* Your task:
Work out how many lines have "Shift" in them. Give only that number.
------------------------------------------------------------------------
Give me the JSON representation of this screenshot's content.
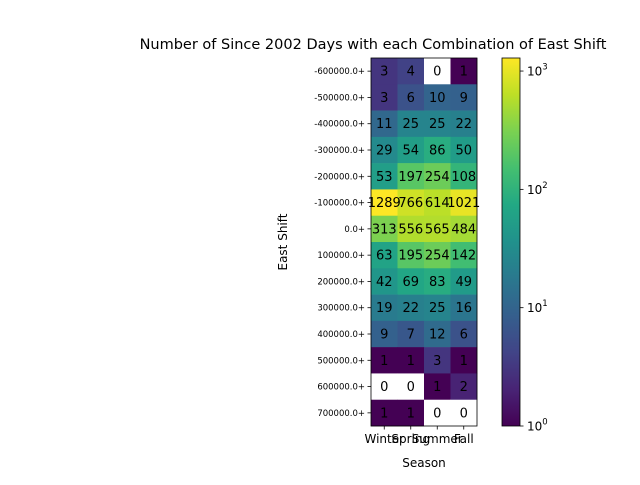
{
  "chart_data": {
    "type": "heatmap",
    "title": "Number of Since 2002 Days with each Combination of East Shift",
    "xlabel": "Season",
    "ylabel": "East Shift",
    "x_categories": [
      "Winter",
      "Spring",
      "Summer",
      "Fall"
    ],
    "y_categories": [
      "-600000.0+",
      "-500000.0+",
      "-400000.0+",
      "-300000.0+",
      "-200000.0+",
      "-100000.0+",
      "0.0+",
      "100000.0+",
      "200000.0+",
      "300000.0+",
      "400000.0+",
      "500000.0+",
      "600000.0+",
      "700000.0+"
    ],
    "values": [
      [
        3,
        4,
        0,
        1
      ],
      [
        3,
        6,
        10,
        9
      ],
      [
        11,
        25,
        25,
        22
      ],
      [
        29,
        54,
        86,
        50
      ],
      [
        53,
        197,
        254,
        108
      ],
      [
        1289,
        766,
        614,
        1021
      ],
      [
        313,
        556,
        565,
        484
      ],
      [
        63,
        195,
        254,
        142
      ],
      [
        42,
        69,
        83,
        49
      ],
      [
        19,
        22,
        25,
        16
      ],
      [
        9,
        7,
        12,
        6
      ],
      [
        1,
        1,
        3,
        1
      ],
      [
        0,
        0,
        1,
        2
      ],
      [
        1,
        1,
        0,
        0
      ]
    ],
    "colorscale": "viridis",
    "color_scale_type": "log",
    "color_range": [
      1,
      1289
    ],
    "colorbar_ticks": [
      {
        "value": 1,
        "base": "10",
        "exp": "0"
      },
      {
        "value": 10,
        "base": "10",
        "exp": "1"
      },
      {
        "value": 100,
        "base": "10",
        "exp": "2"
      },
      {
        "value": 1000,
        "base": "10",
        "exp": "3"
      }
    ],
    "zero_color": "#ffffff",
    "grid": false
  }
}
------------------------------------------------------------------------
* Problem solution:
2